Saved data entries:
********

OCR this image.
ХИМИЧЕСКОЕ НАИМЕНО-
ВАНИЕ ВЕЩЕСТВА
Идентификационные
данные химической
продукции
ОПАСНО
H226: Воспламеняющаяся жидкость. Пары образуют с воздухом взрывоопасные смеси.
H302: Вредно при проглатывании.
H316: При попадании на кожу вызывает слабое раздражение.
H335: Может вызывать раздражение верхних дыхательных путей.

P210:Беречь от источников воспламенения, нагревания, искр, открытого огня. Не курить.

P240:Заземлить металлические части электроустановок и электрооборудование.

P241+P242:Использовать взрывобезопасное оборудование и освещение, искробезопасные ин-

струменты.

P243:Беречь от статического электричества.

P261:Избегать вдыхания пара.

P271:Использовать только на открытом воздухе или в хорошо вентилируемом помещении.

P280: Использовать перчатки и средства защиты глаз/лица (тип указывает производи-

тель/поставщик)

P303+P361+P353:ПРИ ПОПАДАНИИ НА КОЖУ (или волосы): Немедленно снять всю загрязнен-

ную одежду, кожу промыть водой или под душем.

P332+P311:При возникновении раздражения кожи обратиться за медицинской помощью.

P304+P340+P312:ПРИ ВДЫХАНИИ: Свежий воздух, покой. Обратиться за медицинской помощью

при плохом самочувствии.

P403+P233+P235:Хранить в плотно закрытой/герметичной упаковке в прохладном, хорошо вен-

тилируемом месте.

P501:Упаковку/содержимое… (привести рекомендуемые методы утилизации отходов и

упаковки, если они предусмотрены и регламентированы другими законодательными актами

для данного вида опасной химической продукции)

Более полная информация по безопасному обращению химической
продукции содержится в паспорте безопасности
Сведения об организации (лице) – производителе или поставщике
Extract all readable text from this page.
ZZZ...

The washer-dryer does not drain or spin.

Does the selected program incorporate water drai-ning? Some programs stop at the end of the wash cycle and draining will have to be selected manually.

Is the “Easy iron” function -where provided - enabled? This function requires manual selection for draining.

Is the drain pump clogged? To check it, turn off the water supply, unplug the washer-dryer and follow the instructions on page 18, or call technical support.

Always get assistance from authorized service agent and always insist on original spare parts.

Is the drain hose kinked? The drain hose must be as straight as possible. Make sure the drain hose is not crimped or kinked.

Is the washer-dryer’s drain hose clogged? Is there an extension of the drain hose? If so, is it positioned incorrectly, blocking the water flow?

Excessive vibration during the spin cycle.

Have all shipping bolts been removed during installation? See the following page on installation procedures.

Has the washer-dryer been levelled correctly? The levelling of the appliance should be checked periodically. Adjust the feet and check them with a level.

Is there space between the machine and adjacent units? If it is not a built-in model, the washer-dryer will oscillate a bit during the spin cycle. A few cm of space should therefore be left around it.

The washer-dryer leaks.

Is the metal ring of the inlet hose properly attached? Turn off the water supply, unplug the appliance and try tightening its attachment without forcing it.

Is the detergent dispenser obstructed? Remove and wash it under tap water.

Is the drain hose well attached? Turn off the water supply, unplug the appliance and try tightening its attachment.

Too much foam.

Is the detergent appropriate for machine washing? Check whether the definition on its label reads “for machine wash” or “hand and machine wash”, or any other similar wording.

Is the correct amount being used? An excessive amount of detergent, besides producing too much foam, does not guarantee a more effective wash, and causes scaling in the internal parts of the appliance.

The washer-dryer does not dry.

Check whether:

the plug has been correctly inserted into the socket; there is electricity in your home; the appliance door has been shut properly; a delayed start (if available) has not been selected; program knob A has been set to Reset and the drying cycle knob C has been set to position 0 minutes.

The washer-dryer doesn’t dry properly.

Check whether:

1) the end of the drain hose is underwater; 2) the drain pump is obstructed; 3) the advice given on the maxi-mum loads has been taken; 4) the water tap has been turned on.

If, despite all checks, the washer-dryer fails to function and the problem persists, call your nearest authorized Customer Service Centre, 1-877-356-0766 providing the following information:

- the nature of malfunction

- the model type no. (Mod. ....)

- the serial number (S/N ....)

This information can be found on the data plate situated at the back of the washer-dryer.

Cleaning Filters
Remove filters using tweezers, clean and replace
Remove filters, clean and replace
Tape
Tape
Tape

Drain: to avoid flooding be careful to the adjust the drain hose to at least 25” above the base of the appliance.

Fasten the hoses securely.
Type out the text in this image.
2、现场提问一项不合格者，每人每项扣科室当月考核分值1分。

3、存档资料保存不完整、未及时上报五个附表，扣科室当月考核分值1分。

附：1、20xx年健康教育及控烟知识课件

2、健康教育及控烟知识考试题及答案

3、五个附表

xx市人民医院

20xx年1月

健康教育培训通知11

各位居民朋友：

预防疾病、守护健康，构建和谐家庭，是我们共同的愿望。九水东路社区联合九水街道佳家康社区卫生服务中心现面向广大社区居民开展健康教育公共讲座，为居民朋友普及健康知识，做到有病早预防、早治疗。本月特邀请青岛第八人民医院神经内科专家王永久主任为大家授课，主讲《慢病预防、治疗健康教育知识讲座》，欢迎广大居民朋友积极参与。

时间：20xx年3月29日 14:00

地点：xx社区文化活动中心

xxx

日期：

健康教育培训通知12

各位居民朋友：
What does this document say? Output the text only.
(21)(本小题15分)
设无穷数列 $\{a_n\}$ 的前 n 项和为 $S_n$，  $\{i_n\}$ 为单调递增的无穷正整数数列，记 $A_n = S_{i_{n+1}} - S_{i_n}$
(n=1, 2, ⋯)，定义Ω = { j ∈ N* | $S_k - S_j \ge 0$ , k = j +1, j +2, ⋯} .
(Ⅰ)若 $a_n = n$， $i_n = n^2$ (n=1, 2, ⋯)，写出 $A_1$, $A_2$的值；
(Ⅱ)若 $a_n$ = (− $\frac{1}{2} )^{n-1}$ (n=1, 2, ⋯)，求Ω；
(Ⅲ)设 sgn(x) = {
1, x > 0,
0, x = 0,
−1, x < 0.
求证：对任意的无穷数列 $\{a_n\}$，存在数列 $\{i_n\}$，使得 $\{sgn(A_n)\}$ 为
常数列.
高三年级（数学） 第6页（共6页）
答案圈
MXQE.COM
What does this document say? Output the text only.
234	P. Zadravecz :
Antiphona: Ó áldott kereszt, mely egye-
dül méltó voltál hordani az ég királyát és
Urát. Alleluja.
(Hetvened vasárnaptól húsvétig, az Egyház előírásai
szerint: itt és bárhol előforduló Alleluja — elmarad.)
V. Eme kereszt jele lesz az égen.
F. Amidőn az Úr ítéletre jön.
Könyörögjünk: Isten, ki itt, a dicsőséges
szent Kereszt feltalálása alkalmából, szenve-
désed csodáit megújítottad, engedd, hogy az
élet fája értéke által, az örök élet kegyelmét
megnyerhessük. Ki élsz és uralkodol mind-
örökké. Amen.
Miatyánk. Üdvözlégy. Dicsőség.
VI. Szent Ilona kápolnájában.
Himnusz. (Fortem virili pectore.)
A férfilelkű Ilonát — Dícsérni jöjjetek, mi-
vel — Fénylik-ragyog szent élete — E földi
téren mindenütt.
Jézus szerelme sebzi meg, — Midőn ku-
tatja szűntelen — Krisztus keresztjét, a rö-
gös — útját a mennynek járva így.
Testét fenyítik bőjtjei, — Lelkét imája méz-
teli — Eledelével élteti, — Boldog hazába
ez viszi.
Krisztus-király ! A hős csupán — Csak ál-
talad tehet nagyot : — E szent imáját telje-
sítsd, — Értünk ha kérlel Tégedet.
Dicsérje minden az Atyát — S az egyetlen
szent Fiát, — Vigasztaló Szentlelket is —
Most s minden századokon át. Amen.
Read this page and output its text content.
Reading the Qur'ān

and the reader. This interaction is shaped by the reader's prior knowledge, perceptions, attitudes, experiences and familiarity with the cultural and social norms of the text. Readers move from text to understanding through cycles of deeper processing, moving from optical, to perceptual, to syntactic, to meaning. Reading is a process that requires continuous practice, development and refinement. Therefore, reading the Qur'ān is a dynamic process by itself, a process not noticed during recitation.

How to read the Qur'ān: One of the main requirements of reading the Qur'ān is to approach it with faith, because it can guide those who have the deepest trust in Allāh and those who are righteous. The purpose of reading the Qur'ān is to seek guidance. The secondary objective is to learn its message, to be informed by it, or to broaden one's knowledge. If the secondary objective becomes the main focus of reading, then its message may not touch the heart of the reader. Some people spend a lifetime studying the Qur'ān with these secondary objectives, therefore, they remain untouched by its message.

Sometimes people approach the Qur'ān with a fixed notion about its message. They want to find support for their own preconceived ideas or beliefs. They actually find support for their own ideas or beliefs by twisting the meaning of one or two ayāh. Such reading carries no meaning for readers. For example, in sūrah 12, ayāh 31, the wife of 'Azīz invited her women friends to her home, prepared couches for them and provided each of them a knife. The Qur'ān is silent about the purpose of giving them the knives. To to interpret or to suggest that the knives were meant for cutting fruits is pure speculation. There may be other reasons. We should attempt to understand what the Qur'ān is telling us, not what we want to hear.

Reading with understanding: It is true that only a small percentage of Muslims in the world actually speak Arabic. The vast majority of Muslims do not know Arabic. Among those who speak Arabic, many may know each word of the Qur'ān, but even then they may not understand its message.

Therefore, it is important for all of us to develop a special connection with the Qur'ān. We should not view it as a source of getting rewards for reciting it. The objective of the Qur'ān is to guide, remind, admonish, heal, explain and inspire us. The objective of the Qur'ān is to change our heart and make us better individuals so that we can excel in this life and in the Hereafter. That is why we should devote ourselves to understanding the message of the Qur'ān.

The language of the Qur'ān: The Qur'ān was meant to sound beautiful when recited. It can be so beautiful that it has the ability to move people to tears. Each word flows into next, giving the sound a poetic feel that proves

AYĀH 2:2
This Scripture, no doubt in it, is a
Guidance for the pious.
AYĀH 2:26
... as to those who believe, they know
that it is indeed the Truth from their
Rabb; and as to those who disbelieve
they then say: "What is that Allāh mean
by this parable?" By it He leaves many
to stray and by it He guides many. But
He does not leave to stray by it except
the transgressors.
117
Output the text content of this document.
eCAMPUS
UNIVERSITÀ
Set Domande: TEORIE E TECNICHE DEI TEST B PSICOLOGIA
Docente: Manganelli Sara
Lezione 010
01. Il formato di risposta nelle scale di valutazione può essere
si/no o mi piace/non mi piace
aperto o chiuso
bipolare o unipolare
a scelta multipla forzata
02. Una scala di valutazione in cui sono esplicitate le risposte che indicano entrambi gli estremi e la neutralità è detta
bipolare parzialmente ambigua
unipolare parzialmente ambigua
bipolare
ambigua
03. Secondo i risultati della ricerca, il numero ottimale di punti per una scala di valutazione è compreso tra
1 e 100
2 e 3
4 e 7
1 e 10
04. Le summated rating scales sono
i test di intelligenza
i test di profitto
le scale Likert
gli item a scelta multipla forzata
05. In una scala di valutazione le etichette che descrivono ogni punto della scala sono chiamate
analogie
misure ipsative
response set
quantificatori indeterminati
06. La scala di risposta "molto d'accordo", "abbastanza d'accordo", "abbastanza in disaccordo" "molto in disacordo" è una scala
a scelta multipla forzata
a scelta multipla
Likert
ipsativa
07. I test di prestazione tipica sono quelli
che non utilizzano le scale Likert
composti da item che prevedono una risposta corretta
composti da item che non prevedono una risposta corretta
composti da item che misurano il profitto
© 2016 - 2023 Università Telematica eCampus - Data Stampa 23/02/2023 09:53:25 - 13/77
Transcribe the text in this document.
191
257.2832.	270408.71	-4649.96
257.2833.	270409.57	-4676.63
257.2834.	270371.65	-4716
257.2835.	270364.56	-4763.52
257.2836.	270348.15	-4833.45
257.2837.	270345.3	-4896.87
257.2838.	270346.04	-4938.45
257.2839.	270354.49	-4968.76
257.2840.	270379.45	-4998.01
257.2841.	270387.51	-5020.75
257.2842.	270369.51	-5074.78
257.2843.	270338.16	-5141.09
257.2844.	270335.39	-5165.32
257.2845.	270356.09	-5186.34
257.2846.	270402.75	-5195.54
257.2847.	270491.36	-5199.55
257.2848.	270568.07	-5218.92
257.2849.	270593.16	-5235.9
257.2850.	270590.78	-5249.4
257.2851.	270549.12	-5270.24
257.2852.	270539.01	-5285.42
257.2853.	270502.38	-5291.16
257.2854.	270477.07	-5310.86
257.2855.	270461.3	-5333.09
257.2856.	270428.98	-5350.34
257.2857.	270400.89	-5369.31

********

• **Task description**
Look through the entries and return every line where "Amen" appears.

• **Expected output**
örökké. Amen.
Most s minden századokon át. Amen.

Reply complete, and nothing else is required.